Шрифт:
Интервал:
Закладка:
Всё прежнее теперь — по боку.
Чураясь всякой вежливости и такта, он, по его словам, любивший Офелию так, как не могли бы любить и сорок тысяч её братьев, бросает ей, что не любит её, подозревает в неверности и советует уйти в монахини, добавляя, что если ей будет нужен муж, пусть она выходит за глупого…
Столь же велика его развязность и бестактность по отношению к своей матери. Напомнив ей о её непристойном замужестве и резком отличии душевных и прочих качеств бывшего короля в сравнении с индивидуальными чертами Клавдия, он говорит ей:
Валяться в сале
Продавленной кровати, утопать
В испарине порока, целоваться
Среди навоза…
И доходит до крайней, омерзительнейшей бесцеремонности, советуя ей при очередном её с королём соитии в их постели признаться тому, что он, Гамлет, никакой не помешанный, а просто валяет дурака, балагурит, само собой, точно рассчитав, что, будь она даже совершенно падшей женщиной, она ни за что не выдала бы его…
В своём напускном помешательстве он неизменно «достаёт» всех, кто чем-либо его не устраивает или чем-то подозрителен. В числе таковых — подавляющее большинство персонажей, действующих в трагедии, — как из его сословия, так и — слуг. Исключения — для «товарищей по школе и мечу», но и то лишь тех, кто поклялся ему не разглашать тайну о его встрече и беседе с духом его отца. Без выраженного неприятия, да и то — с заметной долей пренебрежительности он относится ещё разве что к заезжим артистам и местным могильщикам.

_Задания_
[a] Перескажите кратко в виде списка абзац отрывка, который начинается словами «В своём напускном помешательстве». Сохраните его главные факты.
[b] Ответьте на вопросы по отрывку:
(i) Со скольким числом братьев Офелии Гамлет сравнивает свою любовь к ней?
(ii) Куда Гамлет советует уйти Офелии?
(iii) Что Гамлет советует матери сказать королю о себе?
Материал, приведённый ниже, для работы не нужен.

_Записи набора данных_
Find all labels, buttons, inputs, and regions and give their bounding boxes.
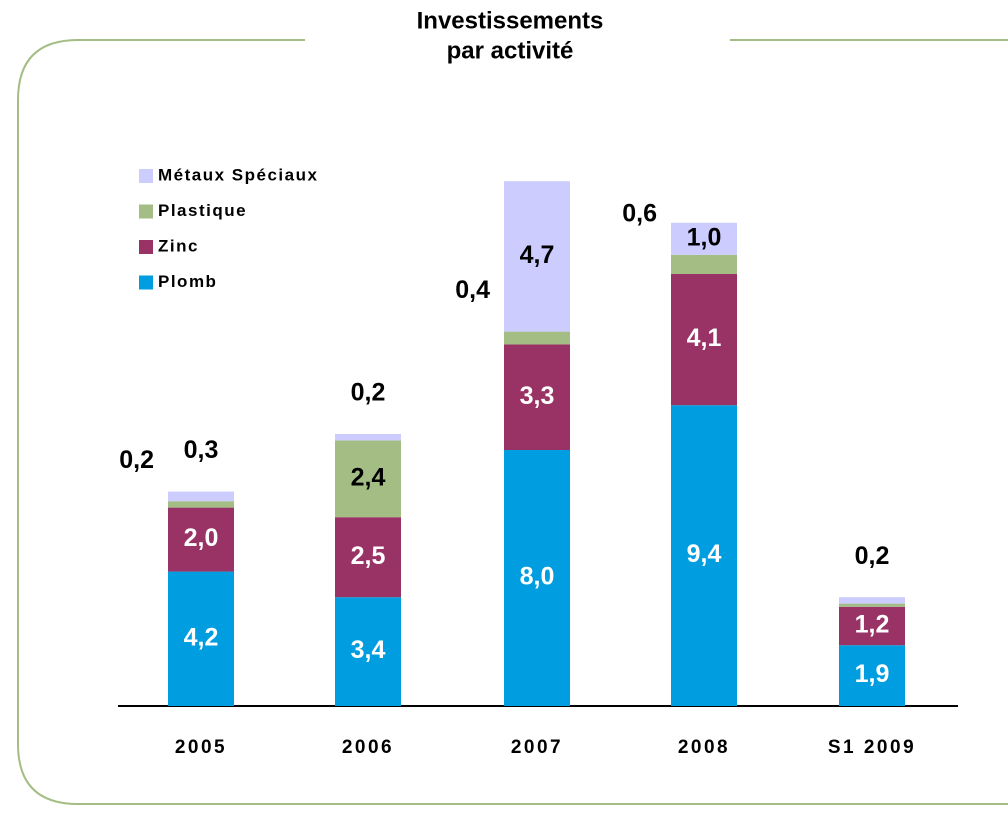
--
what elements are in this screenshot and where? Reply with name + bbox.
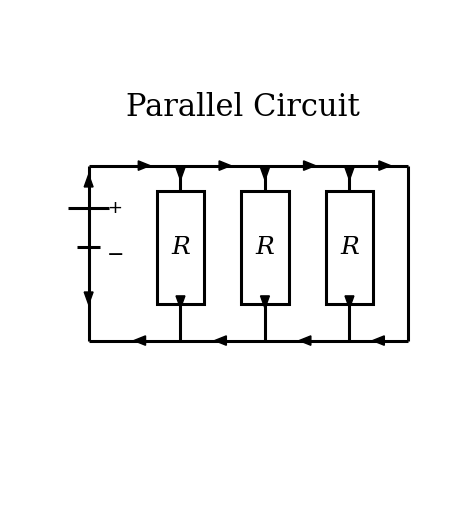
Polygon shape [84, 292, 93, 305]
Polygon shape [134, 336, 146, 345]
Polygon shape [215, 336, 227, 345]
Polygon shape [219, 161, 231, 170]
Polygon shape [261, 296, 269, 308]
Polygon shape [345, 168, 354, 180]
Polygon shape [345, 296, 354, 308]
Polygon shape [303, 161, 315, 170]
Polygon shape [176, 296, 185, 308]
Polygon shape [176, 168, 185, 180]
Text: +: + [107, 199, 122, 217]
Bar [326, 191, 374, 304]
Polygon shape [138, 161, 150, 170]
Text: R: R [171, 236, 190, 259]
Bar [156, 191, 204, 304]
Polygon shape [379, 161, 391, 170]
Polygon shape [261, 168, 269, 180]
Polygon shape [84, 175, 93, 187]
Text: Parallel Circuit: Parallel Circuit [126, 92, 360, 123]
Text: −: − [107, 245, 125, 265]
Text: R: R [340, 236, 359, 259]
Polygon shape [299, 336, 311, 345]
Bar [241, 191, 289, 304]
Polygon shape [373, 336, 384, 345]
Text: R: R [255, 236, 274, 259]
* * *
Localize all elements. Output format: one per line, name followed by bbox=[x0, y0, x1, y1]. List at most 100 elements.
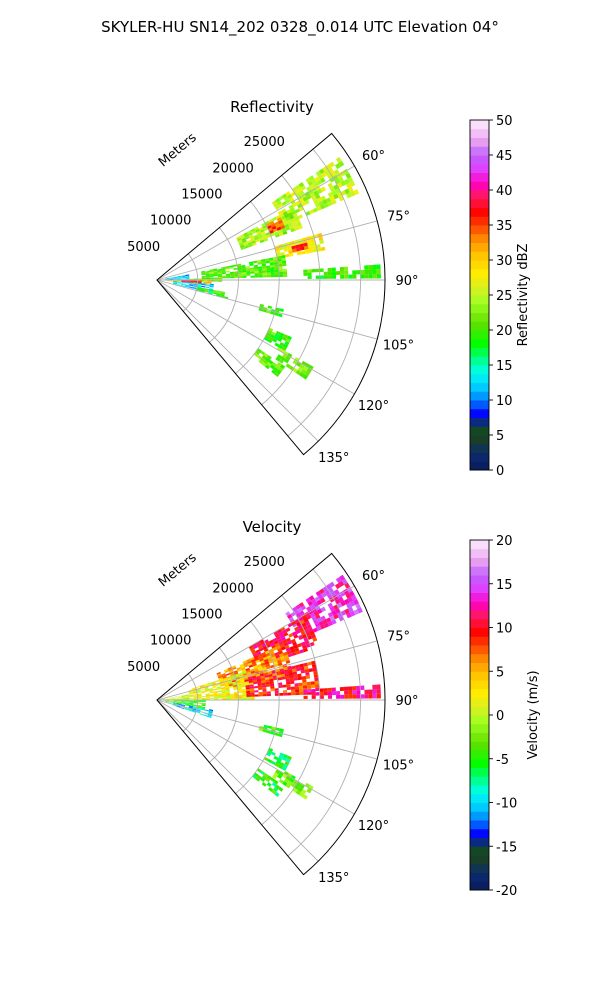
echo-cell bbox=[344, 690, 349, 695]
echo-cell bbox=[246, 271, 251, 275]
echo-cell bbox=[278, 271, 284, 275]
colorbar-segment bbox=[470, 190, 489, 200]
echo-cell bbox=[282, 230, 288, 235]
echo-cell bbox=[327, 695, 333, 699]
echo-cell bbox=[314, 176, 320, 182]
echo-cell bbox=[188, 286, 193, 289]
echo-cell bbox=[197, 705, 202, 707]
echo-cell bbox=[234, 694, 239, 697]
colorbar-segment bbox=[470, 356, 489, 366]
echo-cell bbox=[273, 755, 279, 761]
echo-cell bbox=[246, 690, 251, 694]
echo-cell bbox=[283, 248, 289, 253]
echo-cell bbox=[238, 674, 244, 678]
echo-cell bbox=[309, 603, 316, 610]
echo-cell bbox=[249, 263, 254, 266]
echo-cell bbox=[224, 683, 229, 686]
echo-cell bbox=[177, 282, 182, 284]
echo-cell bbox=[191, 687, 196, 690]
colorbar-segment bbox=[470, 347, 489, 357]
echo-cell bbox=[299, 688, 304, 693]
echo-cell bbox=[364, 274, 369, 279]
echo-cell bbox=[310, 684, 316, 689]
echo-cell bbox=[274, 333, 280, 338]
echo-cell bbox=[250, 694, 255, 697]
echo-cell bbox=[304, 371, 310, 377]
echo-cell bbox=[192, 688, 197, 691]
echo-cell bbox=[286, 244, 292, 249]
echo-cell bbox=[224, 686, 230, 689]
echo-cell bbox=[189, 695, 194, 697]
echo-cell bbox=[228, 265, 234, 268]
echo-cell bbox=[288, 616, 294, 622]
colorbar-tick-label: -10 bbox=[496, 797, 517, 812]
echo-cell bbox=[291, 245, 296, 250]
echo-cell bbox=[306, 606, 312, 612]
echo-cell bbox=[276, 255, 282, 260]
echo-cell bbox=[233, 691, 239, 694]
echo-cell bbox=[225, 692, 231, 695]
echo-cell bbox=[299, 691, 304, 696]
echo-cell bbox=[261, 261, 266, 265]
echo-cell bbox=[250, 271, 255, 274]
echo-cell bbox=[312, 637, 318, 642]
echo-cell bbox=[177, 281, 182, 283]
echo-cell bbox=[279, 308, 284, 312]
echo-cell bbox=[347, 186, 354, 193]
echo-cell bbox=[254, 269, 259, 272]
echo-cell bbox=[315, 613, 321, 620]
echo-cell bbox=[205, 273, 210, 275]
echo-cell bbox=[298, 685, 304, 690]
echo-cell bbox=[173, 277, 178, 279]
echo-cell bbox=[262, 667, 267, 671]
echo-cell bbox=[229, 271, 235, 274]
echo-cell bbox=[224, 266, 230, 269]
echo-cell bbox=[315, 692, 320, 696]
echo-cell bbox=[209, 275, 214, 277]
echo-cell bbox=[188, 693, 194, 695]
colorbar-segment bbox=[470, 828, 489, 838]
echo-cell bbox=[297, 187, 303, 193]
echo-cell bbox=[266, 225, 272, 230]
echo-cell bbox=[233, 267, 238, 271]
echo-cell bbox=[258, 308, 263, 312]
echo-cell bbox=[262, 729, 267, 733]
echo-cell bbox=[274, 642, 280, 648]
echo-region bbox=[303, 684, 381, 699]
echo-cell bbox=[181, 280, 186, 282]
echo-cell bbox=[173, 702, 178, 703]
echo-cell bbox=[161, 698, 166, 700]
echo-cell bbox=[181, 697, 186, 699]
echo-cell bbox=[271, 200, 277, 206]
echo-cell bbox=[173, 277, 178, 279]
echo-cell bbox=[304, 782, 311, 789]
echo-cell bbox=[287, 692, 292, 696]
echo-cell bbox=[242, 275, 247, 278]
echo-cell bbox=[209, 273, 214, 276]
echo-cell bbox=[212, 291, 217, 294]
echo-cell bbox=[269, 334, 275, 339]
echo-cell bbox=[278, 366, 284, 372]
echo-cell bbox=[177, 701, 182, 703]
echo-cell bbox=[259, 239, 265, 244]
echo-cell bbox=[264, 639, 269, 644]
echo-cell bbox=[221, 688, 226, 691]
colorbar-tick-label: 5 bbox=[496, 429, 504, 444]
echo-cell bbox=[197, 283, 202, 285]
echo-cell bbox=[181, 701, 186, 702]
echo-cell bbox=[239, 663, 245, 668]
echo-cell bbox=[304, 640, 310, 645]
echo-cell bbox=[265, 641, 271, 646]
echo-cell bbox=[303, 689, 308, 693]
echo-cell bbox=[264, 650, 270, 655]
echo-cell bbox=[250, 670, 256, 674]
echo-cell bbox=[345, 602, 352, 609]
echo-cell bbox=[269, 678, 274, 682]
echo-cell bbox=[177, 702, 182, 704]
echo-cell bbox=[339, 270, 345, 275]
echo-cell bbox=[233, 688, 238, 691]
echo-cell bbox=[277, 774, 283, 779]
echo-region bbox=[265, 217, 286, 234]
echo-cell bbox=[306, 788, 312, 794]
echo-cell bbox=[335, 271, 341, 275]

_Итоговые ответы_
[a]
- Притворяясь помешанным, Гамлет постоянно «достаёт» всех, кто ему чем-то не угоден или кажется подозрительным.
- К таким относится подавляющее большинство персонажей трагедии: и люди его сословия, и слуги.
- Исключение составляют «товарищи по школе и мечу», но только те, кто поклялся не разглашать тайну его встречи и беседы с духом отца.
- Без выраженного неприятия, хотя и с заметным пренебрежением, он относится ещё разве что к заезжим артистам и местным могильщикам.

[b]
(i) С сорока тысячами её братьев.
(ii) В монахини.
(iii) Что он никакой не помешанный, а просто валяет дурака и балагурит.